=== Exercise instructions ===
Write out each record again exactly as it stands.

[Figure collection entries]
────────
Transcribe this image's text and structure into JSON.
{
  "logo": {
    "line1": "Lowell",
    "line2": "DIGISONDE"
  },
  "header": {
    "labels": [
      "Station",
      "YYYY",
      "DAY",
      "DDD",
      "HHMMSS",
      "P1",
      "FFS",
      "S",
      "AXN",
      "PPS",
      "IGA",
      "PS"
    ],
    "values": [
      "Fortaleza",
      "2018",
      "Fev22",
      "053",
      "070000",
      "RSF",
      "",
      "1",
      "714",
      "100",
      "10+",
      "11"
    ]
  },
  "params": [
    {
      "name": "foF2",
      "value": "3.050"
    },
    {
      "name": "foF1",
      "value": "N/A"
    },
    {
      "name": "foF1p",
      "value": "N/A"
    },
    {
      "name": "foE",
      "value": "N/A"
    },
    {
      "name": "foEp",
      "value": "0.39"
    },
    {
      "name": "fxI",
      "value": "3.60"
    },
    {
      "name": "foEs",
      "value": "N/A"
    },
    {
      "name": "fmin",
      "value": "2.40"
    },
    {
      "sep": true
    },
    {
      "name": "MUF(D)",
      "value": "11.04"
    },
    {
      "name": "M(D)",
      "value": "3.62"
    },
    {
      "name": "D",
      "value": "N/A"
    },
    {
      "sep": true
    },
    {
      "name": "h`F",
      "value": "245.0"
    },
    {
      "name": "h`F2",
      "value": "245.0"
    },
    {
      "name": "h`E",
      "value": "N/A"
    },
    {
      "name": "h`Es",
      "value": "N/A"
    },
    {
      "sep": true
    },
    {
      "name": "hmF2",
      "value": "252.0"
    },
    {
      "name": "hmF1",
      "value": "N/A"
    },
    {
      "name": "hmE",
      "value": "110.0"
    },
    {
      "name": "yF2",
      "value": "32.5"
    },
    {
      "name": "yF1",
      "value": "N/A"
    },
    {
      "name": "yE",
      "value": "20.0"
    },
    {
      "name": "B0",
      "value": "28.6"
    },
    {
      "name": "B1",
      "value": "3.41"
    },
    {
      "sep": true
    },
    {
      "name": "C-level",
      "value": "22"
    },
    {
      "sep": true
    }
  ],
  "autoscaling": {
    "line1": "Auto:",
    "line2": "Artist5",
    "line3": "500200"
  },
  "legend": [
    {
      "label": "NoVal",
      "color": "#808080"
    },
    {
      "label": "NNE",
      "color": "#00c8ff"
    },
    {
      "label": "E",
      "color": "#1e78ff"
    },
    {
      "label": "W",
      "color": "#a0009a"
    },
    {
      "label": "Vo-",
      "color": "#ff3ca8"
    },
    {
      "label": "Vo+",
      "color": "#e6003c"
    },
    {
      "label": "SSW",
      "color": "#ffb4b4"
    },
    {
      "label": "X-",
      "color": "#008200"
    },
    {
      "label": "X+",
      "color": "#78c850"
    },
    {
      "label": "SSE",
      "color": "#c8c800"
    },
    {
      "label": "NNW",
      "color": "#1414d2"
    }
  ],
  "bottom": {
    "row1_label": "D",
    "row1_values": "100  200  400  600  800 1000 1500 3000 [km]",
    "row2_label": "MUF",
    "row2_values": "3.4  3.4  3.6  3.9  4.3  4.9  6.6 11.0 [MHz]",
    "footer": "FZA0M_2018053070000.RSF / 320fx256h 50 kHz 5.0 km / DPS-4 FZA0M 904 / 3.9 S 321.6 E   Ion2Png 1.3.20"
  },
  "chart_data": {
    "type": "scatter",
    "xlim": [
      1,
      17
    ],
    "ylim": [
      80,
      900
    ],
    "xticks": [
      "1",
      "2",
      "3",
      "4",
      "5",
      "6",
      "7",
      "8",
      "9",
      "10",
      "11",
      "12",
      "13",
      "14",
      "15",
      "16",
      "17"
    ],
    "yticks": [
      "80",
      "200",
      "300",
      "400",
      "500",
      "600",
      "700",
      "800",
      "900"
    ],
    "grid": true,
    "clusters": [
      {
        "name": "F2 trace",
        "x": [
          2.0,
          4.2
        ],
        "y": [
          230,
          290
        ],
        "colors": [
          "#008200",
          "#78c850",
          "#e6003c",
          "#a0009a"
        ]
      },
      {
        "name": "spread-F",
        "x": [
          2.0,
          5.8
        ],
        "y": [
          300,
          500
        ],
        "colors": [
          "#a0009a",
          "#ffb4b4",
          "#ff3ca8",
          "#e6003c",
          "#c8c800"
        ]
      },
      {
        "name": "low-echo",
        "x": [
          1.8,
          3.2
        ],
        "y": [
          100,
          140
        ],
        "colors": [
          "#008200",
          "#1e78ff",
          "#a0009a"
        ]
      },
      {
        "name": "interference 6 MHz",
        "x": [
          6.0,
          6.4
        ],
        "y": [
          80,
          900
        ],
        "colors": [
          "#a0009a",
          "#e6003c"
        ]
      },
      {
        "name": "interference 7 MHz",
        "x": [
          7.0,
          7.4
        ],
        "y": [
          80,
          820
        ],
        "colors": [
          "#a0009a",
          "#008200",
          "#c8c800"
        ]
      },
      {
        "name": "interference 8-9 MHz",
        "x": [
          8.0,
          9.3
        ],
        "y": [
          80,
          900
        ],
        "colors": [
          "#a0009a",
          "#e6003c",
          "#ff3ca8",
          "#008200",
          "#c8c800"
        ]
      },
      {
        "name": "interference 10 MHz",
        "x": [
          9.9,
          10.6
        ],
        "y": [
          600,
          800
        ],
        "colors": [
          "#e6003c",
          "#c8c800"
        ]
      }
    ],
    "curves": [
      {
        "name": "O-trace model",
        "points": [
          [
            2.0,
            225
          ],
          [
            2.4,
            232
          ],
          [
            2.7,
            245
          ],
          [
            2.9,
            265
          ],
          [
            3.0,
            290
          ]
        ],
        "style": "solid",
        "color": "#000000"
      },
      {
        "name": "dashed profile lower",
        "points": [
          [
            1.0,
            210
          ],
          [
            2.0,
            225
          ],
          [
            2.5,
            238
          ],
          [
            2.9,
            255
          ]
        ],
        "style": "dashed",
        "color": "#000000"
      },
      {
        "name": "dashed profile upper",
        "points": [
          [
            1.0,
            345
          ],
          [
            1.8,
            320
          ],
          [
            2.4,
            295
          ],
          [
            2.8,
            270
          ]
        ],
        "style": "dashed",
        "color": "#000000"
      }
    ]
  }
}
────────
=== Reply to the exercise ===
Transcribe this image's text and structure into JSON.
{
  "logo": {
    "line1": "Lowell",
    "line2": "DIGISONDE"
  },
  "header": {
    "labels": [
      "Station",
      "YYYY",
      "DAY",
      "DDD",
      "HHMMSS",
      "P1",
      "FFS",
      "S",
      "AXN",
      "PPS",
      "IGA",
      "PS"
    ],
    "values": [
      "Fortaleza",
      "2018",
      "Fev22",
      "053",
      "070000",
      "RSF",
      "",
      "1",
      "714",
      "100",
      "10+",
      "11"
    ]
  },
  "params": [
    {
      "name": "foF2",
      "value": "3.050"
    },
    {
      "name": "foF1",
      "value": "N/A"
    },
    {
      "name": "foF1p",
      "value": "N/A"
    },
    {
      "name": "foE",
      "value": "N/A"
    },
    {
      "name": "foEp",
      "value": "0.39"
    },
    {
      "name": "fxI",
      "value": "3.60"
    },
    {
      "name": "foEs",
      "value": "N/A"
    },
    {
      "name": "fmin",
      "value": "2.40"
    },
    {
      "sep": true
    },
    {
      "name": "MUF(D)",
      "value": "11.04"
    },
    {
      "name": "M(D)",
      "value": "3.62"
    },
    {
      "name": "D",
      "value": "N/A"
    },
    {
      "sep": true
    },
    {
      "name": "h`F",
      "value": "245.0"
    },
    {
      "name": "h`F2",
      "value": "245.0"
    },
    {
      "name": "h`E",
      "value": "N/A"
    },
    {
      "name": "h`Es",
      "value": "N/A"
    },
    {
      "sep": true
    },
    {
      "name": "hmF2",
      "value": "252.0"
    },
    {
      "name": "hmF1",
      "value": "N/A"
    },
    {
      "name": "hmE",
      "value": "110.0"
    },
    {
      "name": "yF2",
      "value": "32.5"
    },
    {
      "name": "yF1",
      "value": "N/A"
    },
    {
      "name": "yE",
      "value": "20.0"
    },
    {
      "name": "B0",
      "value": "28.6"
    },
    {
      "name": "B1",
      "value": "3.41"
    },
    {
      "sep": true
    },
    {
      "name": "C-level",
      "value": "22"
    },
    {
      "sep": true
    }
  ],
  "autoscaling": {
    "line1": "Auto:",
    "line2": "Artist5",
    "line3": "500200"
  },
  "legend": [
    {
      "label": "NoVal",
      "color": "#808080"
    },
    {
      "label": "NNE",
      "color": "#00c8ff"
    },
    {
      "label": "E",
      "color": "#1e78ff"
    },
    {
      "label": "W",
      "color": "#a0009a"
    },
    {
      "label": "Vo-",
      "color": "#ff3ca8"
    },
    {
      "label": "Vo+",
      "color": "#e6003c"
    },
    {
      "label": "SSW",
      "color": "#ffb4b4"
    },
    {
      "label": "X-",
      "color": "#008200"
    },
    {
      "label": "X+",
      "color": "#78c850"
    },
    {
      "label": "SSE",
      "color": "#c8c800"
    },
    {
      "label": "NNW",
      "color": "#1414d2"
    }
  ],
  "bottom": {
    "row1_label": "D",
    "row1_values": "100  200  400  600  800 1000 1500 3000 [km]",
    "row2_label": "MUF",
    "row2_values": "3.4  3.4  3.6  3.9  4.3  4.9  6.6 11.0 [MHz]",
    "footer": "FZA0M_2018053070000.RSF / 320fx256h 50 kHz 5.0 km / DPS-4 FZA0M 904 / 3.9 S 321.6 E   Ion2Png 1.3.20"
  },
  "chart_data": {
    "type": "scatter",
    "xlim": [
      1,
      17
    ],
    "ylim": [
      80,
      900
    ],
    "xticks": [
      "1",
      "2",
      "3",
      "4",
      "5",
      "6",
      "7",
      "8",
      "9",
      "10",
      "11",
      "12",
      "13",
      "14",
      "15",
      "16",
      "17"
    ],
    "yticks": [
      "80",
      "200",
      "300",
      "400",
      "500",
      "600",
      "700",
      "800",
      "900"
    ],
    "grid": true,
    "clusters": [
      {
        "name": "F2 trace",
        "x": [
          2.0,
          4.2
        ],
        "y": [
          230,
          290
        ],
        "colors": [
          "#008200",
          "#78c850",
          "#e6003c",
          "#a0009a"
        ]
      },
      {
        "name": "spread-F",
        "x": [
          2.0,
          5.8
        ],
        "y": [
          300,
          500
        ],
        "colors": [
          "#a0009a",
          "#ffb4b4",
          "#ff3ca8",
          "#e6003c",
          "#c8c800"
        ]
      },
      {
        "name": "low-echo",
        "x": [
          1.8,
          3.2
        ],
        "y": [
          100,
          140
        ],
        "colors": [
          "#008200",
          "#1e78ff",
          "#a0009a"
        ]
      },
      {
        "name": "interference 6 MHz",
        "x": [
          6.0,
          6.4
        ],
        "y": [
          80,
          900
        ],
        "colors": [
          "#a0009a",
          "#e6003c"
        ]
      },
      {
        "name": "interference 7 MHz",
        "x": [
          7.0,
          7.4
        ],
        "y": [
          80,
          820
        ],
        "colors": [
          "#a0009a",
          "#008200",
          "#c8c800"
        ]
      },
      {
        "name": "interference 8-9 MHz",
        "x": [
          8.0,
          9.3
        ],
        "y": [
          80,
          900
        ],
        "colors": [
          "#a0009a",
          "#e6003c",
          "#ff3ca8",
          "#008200",
          "#c8c800"
        ]
      },
      {
        "name": "interference 10 MHz",
        "x": [
          9.9,
          10.6
        ],
        "y": [
          600,
          800
        ],
        "colors": [
          "#e6003c",
          "#c8c800"
        ]
      }
    ],
    "curves": [
      {
        "name": "O-trace model",
        "points": [
          [
            2.0,
            225
          ],
          [
            2.4,
            232
          ],
          [
            2.7,
            245
          ],
          [
            2.9,
            265
          ],
          [
            3.0,
            290
          ]
        ],
        "style": "solid",
        "color": "#000000"
      },
      {
        "name": "dashed profile lower",
        "points": [
          [
            1.0,
            210
          ],
          [
            2.0,
            225
          ],
          [
            2.5,
            238
          ],
          [
            2.9,
            255
          ]
        ],
        "style": "dashed",
        "color": "#000000"
      },
      {
        "name": "dashed profile upper",
        "points": [
          [
            1.0,
            345
          ],
          [
            1.8,
            320
          ],
          [
            2.4,
            295
          ],
          [
            2.8,
            270
          ]
        ],
        "style": "dashed",
        "color": "#000000"
      }
    ]
  }
}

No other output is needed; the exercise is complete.